What is being asked:
Your task is to write out the complete listing exactly as it is shown.
*** The input
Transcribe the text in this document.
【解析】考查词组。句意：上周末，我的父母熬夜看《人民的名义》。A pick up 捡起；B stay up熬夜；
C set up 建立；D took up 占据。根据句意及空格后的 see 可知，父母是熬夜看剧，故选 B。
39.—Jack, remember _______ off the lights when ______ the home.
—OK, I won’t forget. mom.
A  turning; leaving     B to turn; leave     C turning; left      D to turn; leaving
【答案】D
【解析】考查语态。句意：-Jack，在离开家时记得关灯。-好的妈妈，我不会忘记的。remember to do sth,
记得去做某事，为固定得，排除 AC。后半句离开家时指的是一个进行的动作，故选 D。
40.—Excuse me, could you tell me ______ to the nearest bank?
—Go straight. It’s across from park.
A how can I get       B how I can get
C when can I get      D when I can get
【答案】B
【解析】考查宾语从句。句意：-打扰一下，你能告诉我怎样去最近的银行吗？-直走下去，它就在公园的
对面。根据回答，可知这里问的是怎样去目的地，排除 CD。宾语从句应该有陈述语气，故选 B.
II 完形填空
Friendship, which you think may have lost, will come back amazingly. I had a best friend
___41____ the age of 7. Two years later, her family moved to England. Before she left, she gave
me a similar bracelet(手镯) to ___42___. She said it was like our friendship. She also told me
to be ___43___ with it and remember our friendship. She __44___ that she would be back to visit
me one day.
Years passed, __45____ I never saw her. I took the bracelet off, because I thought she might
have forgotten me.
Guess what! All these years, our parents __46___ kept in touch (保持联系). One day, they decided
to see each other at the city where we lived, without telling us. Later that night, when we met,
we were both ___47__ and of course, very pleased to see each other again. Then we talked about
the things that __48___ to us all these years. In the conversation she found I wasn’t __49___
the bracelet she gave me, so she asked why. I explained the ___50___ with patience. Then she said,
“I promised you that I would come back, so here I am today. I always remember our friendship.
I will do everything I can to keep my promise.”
******
Solution to this exercise:
Transcribe the text in this document.
【解析】考查词组。句意：上周末，我的父母熬夜看《人民的名义》。A pick up 捡起；B stay up熬夜；
C set up 建立；D took up 占据。根据句意及空格后的 see 可知，父母是熬夜看剧，故选 B。
39.—Jack, remember _______ off the lights when ______ the home.
—OK, I won’t forget. mom.
A  turning; leaving     B to turn; leave     C turning; left      D to turn; leaving
【答案】D
【解析】考查语态。句意：-Jack，在离开家时记得关灯。-好的妈妈，我不会忘记的。remember to do sth,
记得去做某事，为固定得，排除 AC。后半句离开家时指的是一个进行的动作，故选 D。
40.—Excuse me, could you tell me ______ to the nearest bank?
—Go straight. It’s across from park.
A how can I get       B how I can get
C when can I get      D when I can get
【答案】B
【解析】考查宾语从句。句意：-打扰一下，你能告诉我怎样去最近的银行吗？-直走下去，它就在公园的
对面。根据回答，可知这里问的是怎样去目的地，排除 CD。宾语从句应该有陈述语气，故选 B.
II 完形填空
Friendship, which you think may have lost, will come back amazingly. I had a best friend
___41____ the age of 7. Two years later, her family moved to England. Before she left, she gave
me a similar bracelet(手镯) to ___42___. She said it was like our friendship. She also told me
to be ___43___ with it and remember our friendship. She __44___ that she would be back to visit
me one day.
Years passed, __45____ I never saw her. I took the bracelet off, because I thought she might
have forgotten me.
Guess what! All these years, our parents __46___ kept in touch (保持联系). One day, they decided
to see each other at the city where we lived, without telling us. Later that night, when we met,
we were both ___47__ and of course, very pleased to see each other again. Then we talked about
the things that __48___ to us all these years. In the conversation she found I wasn’t __49___
the bracelet she gave me, so she asked why. I explained the ___50___ with patience. Then she said,
“I promised you that I would come back, so here I am today. I always remember our friendship.
I will do everything I can to keep my promise.”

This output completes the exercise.